## Exercise
Write the records out again exactly, leaving no images in.

— start Record list —

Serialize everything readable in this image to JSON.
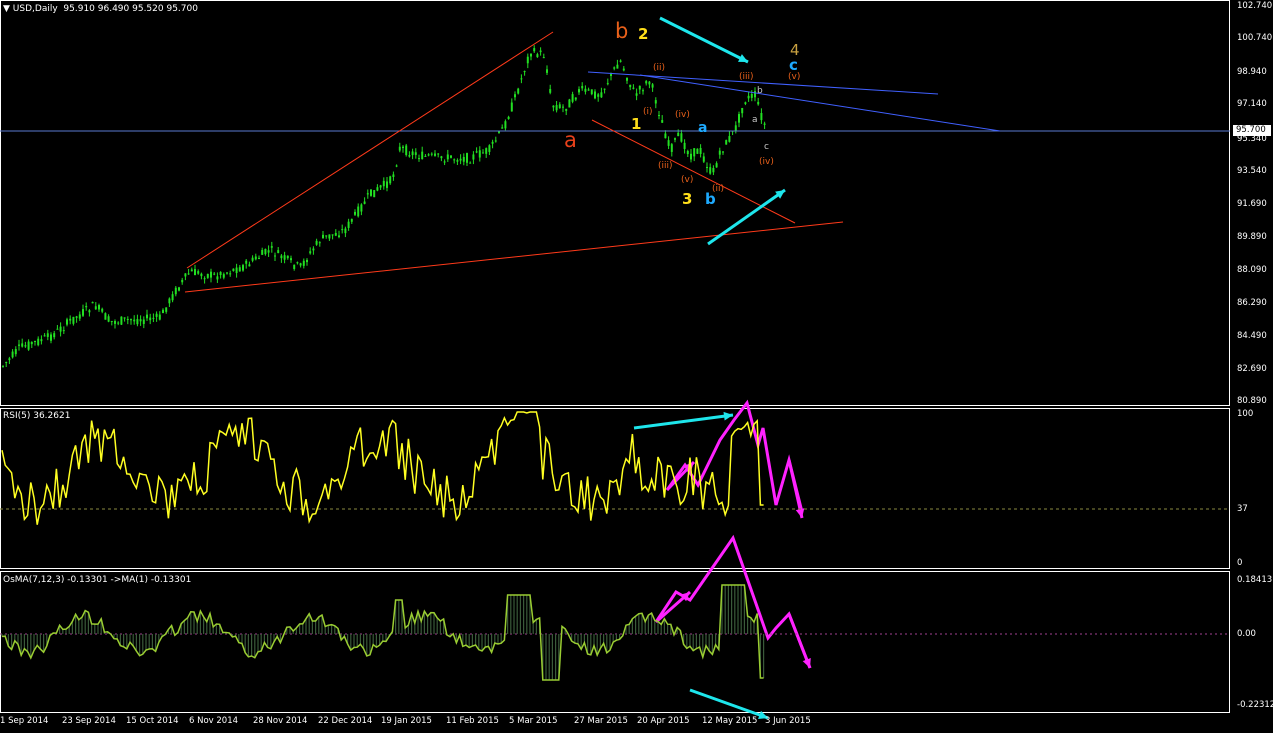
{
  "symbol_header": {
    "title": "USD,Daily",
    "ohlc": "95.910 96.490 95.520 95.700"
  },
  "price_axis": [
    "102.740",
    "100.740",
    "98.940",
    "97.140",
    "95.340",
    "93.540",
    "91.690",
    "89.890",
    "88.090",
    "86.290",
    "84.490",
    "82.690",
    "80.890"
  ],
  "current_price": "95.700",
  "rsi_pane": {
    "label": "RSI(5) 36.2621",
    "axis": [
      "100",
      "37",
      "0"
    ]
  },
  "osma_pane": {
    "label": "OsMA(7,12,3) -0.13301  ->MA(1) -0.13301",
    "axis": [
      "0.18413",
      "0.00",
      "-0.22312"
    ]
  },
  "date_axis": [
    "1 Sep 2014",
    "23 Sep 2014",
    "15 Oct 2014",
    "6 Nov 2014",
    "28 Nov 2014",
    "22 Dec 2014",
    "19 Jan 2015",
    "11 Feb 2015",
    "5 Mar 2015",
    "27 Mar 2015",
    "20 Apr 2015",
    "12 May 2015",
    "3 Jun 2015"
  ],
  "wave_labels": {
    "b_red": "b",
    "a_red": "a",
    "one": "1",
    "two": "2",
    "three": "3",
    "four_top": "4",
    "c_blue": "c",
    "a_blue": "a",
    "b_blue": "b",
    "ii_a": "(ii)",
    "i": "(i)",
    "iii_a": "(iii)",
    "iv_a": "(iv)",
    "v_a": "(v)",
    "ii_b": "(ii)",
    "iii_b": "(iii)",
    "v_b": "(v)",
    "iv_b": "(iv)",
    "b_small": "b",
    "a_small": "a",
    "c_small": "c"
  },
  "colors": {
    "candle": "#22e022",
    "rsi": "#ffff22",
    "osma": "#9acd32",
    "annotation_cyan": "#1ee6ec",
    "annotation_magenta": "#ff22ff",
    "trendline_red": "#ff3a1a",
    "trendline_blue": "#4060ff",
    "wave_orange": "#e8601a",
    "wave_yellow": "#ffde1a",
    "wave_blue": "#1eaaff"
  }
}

— end Record list —

## Full output
Serialize everything readable in this image to JSON.
{
  "symbol_header": {
    "title": "USD,Daily",
    "ohlc": "95.910 96.490 95.520 95.700"
  },
  "price_axis": [
    "102.740",
    "100.740",
    "98.940",
    "97.140",
    "95.340",
    "93.540",
    "91.690",
    "89.890",
    "88.090",
    "86.290",
    "84.490",
    "82.690",
    "80.890"
  ],
  "current_price": "95.700",
  "rsi_pane": {
    "label": "RSI(5) 36.2621",
    "axis": [
      "100",
      "37",
      "0"
    ]
  },
  "osma_pane": {
    "label": "OsMA(7,12,3) -0.13301  ->MA(1) -0.13301",
    "axis": [
      "0.18413",
      "0.00",
      "-0.22312"
    ]
  },
  "date_axis": [
    "1 Sep 2014",
    "23 Sep 2014",
    "15 Oct 2014",
    "6 Nov 2014",
    "28 Nov 2014",
    "22 Dec 2014",
    "19 Jan 2015",
    "11 Feb 2015",
    "5 Mar 2015",
    "27 Mar 2015",
    "20 Apr 2015",
    "12 May 2015",
    "3 Jun 2015"
  ],
  "wave_labels": {
    "b_red": "b",
    "a_red": "a",
    "one": "1",
    "two": "2",
    "three": "3",
    "four_top": "4",
    "c_blue": "c",
    "a_blue": "a",
    "b_blue": "b",
    "ii_a": "(ii)",
    "i": "(i)",
    "iii_a": "(iii)",
    "iv_a": "(iv)",
    "v_a": "(v)",
    "ii_b": "(ii)",
    "iii_b": "(iii)",
    "v_b": "(v)",
    "iv_b": "(iv)",
    "b_small": "b",
    "a_small": "a",
    "c_small": "c"
  },
  "colors": {
    "candle": "#22e022",
    "rsi": "#ffff22",
    "osma": "#9acd32",
    "annotation_cyan": "#1ee6ec",
    "annotation_magenta": "#ff22ff",
    "trendline_red": "#ff3a1a",
    "trendline_blue": "#4060ff",
    "wave_orange": "#e8601a",
    "wave_yellow": "#ffde1a",
    "wave_blue": "#1eaaff"
  }
}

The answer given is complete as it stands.